◆ Problem description ◆
Filter for the word "presents" and keep each matching line.

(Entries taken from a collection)
*****
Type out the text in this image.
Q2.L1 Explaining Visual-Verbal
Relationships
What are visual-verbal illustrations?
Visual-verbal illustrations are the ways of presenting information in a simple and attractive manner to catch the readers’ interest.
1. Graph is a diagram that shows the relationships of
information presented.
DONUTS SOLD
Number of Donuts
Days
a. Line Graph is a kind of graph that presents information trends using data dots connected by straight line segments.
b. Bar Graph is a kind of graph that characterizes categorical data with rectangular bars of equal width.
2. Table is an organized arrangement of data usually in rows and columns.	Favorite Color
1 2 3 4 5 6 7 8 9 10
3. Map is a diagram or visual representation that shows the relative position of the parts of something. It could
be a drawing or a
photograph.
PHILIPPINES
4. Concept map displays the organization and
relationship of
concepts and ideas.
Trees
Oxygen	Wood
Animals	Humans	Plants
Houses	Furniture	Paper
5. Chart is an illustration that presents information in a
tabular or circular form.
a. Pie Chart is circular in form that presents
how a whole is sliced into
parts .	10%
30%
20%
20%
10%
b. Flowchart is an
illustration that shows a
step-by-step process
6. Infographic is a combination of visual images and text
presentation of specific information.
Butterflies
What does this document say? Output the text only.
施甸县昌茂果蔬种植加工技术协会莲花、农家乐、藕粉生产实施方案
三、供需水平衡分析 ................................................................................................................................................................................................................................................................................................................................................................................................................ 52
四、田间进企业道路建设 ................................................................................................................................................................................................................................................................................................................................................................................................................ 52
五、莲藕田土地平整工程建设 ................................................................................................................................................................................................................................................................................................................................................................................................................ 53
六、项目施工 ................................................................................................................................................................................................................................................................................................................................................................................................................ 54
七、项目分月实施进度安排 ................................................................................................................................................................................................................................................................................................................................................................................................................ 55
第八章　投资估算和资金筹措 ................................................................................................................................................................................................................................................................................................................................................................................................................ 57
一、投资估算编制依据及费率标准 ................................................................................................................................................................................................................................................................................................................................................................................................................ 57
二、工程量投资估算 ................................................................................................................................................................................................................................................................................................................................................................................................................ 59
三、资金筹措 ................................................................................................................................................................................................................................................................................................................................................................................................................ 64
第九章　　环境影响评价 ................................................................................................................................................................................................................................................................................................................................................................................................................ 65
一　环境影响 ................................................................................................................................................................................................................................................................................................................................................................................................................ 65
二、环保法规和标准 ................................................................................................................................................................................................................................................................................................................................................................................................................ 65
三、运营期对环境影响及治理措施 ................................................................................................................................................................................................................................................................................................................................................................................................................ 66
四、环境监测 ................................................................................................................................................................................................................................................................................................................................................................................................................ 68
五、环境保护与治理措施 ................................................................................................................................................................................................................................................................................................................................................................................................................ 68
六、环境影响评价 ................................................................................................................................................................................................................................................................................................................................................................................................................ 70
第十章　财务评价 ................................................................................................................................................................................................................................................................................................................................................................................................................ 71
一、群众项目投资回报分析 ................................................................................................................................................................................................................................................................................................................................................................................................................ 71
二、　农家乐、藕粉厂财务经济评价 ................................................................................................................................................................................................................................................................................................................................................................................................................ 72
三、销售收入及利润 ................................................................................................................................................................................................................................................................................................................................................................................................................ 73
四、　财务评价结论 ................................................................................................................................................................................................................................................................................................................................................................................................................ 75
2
*****
◆ Task output ◆
a. Line Graph is a kind of graph that presents information trends using data dots connected by straight line segments.
5. Chart is an illustration that presents information in a
a. Pie Chart is circular in form that presents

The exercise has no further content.